All of the records listed below should be retyped exactly.

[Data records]
* Start *

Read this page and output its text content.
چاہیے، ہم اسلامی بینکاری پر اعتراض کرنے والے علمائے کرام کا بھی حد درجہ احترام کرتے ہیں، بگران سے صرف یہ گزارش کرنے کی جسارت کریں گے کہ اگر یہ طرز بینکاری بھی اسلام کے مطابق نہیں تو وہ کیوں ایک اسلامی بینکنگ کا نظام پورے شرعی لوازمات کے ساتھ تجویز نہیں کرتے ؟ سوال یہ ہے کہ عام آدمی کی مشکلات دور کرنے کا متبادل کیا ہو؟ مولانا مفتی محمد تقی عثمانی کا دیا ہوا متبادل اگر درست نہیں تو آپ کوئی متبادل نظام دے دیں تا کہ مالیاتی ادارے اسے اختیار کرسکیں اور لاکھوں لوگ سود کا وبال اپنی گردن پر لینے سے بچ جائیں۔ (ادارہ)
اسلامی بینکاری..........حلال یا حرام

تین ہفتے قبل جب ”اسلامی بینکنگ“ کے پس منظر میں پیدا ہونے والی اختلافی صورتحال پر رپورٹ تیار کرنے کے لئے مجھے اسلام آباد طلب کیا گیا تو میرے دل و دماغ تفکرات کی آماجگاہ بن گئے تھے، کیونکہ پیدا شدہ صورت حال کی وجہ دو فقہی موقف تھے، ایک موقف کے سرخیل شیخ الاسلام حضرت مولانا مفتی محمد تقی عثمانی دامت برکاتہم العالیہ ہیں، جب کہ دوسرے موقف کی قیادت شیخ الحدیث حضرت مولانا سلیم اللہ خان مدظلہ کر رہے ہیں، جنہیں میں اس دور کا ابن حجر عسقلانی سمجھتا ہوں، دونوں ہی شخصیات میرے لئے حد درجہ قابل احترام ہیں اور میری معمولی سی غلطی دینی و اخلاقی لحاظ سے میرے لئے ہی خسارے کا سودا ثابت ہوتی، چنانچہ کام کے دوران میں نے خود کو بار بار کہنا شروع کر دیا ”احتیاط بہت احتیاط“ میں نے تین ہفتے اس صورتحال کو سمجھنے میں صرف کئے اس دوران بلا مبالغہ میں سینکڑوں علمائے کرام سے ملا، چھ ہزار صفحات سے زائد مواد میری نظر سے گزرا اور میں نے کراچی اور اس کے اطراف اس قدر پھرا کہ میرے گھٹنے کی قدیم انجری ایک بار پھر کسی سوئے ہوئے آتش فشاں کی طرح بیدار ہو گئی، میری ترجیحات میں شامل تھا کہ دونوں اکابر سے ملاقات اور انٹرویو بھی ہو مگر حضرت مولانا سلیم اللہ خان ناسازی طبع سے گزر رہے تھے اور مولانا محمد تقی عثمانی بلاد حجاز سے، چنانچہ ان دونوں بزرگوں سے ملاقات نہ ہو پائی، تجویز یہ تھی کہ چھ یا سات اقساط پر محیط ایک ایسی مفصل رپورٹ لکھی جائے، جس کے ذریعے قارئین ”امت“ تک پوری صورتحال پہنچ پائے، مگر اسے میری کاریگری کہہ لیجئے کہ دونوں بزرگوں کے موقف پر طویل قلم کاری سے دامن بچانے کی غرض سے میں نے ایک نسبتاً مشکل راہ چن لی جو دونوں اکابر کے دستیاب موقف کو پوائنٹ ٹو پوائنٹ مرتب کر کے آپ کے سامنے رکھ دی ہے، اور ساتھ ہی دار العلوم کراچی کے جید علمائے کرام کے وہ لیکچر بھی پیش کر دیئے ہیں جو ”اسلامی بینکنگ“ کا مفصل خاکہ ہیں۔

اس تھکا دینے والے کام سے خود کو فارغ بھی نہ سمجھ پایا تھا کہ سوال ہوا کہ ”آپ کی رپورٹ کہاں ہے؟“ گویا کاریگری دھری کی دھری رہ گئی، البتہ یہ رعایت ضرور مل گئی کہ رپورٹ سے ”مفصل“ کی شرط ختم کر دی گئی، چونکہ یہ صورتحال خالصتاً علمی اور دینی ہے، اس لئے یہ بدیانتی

* End *

→ TASK RESULT
Read this page and output its text content.
چاہیے، ہم اسلامی بینکاری پر اعتراض کرنے والے علمائے کرام کا بھی حد درجہ احترام کرتے ہیں، بگران سے صرف یہ گزارش کرنے کی جسارت کریں گے کہ اگر یہ طرز بینکاری بھی اسلام کے مطابق نہیں تو وہ کیوں ایک اسلامی بینکنگ کا نظام پورے شرعی لوازمات کے ساتھ تجویز نہیں کرتے ؟ سوال یہ ہے کہ عام آدمی کی مشکلات دور کرنے کا متبادل کیا ہو؟ مولانا مفتی محمد تقی عثمانی کا دیا ہوا متبادل اگر درست نہیں تو آپ کوئی متبادل نظام دے دیں تا کہ مالیاتی ادارے اسے اختیار کرسکیں اور لاکھوں لوگ سود کا وبال اپنی گردن پر لینے سے بچ جائیں۔ (ادارہ)
اسلامی بینکاری..........حلال یا حرام

تین ہفتے قبل جب ”اسلامی بینکنگ“ کے پس منظر میں پیدا ہونے والی اختلافی صورتحال پر رپورٹ تیار کرنے کے لئے مجھے اسلام آباد طلب کیا گیا تو میرے دل و دماغ تفکرات کی آماجگاہ بن گئے تھے، کیونکہ پیدا شدہ صورت حال کی وجہ دو فقہی موقف تھے، ایک موقف کے سرخیل شیخ الاسلام حضرت مولانا مفتی محمد تقی عثمانی دامت برکاتہم العالیہ ہیں، جب کہ دوسرے موقف کی قیادت شیخ الحدیث حضرت مولانا سلیم اللہ خان مدظلہ کر رہے ہیں، جنہیں میں اس دور کا ابن حجر عسقلانی سمجھتا ہوں، دونوں ہی شخصیات میرے لئے حد درجہ قابل احترام ہیں اور میری معمولی سی غلطی دینی و اخلاقی لحاظ سے میرے لئے ہی خسارے کا سودا ثابت ہوتی، چنانچہ کام کے دوران میں نے خود کو بار بار کہنا شروع کر دیا ”احتیاط بہت احتیاط“ میں نے تین ہفتے اس صورتحال کو سمجھنے میں صرف کئے اس دوران بلا مبالغہ میں سینکڑوں علمائے کرام سے ملا، چھ ہزار صفحات سے زائد مواد میری نظر سے گزرا اور میں نے کراچی اور اس کے اطراف اس قدر پھرا کہ میرے گھٹنے کی قدیم انجری ایک بار پھر کسی سوئے ہوئے آتش فشاں کی طرح بیدار ہو گئی، میری ترجیحات میں شامل تھا کہ دونوں اکابر سے ملاقات اور انٹرویو بھی ہو مگر حضرت مولانا سلیم اللہ خان ناسازی طبع سے گزر رہے تھے اور مولانا محمد تقی عثمانی بلاد حجاز سے، چنانچہ ان دونوں بزرگوں سے ملاقات نہ ہو پائی، تجویز یہ تھی کہ چھ یا سات اقساط پر محیط ایک ایسی مفصل رپورٹ لکھی جائے، جس کے ذریعے قارئین ”امت“ تک پوری صورتحال پہنچ پائے، مگر اسے میری کاریگری کہہ لیجئے کہ دونوں بزرگوں کے موقف پر طویل قلم کاری سے دامن بچانے کی غرض سے میں نے ایک نسبتاً مشکل راہ چن لی جو دونوں اکابر کے دستیاب موقف کو پوائنٹ ٹو پوائنٹ مرتب کر کے آپ کے سامنے رکھ دی ہے، اور ساتھ ہی دار العلوم کراچی کے جید علمائے کرام کے وہ لیکچر بھی پیش کر دیئے ہیں جو ”اسلامی بینکنگ“ کا مفصل خاکہ ہیں۔

اس تھکا دینے والے کام سے خود کو فارغ بھی نہ سمجھ پایا تھا کہ سوال ہوا کہ ”آپ کی رپورٹ کہاں ہے؟“ گویا کاریگری دھری کی دھری رہ گئی، البتہ یہ رعایت ضرور مل گئی کہ رپورٹ سے ”مفصل“ کی شرط ختم کر دی گئی، چونکہ یہ صورتحال خالصتاً علمی اور دینی ہے، اس لئے یہ بدیانتی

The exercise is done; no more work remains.